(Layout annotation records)
• • •
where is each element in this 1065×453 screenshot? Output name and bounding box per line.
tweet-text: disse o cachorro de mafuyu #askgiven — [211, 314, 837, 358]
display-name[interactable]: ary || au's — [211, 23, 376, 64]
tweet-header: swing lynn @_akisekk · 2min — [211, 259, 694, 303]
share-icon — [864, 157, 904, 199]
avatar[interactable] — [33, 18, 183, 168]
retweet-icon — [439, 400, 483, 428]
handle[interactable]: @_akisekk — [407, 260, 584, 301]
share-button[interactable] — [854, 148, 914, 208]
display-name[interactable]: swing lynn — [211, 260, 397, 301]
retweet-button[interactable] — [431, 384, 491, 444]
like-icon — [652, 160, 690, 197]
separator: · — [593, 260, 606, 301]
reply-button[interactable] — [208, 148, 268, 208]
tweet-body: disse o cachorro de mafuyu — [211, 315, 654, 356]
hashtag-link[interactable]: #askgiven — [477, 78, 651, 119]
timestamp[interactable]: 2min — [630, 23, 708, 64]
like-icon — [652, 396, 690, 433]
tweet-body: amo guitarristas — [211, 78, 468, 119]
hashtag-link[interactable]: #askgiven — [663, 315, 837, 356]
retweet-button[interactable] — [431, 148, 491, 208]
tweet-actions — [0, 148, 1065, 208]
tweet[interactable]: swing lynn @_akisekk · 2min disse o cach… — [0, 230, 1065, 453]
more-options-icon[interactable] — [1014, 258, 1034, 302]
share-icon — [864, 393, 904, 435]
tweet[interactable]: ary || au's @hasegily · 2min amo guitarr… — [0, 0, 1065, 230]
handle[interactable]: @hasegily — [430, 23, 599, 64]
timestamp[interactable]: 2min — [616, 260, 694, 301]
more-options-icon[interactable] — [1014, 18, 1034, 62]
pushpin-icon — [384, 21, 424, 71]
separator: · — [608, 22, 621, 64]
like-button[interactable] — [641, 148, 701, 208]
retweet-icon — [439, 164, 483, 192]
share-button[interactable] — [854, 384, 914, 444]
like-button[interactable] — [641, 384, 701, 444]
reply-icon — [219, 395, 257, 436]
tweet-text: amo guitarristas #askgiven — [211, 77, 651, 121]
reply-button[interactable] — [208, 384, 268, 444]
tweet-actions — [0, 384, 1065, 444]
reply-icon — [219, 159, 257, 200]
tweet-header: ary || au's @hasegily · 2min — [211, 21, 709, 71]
• • •
EXERCISE TASK:
Rename "tweet-text" to "post-text" in the lines running from the start of the records through the line containing "display-name[interactable]: ary ||", and reproduce those lines with nothing else altered.

TASK ANSWER:
where is each element in this 1065×453 screenshot? Output name and bounding box per line.
post-text: disse o cachorro de mafuyu #askgiven — [211, 314, 837, 358]
display-name[interactable]: ary || au's — [211, 23, 376, 64]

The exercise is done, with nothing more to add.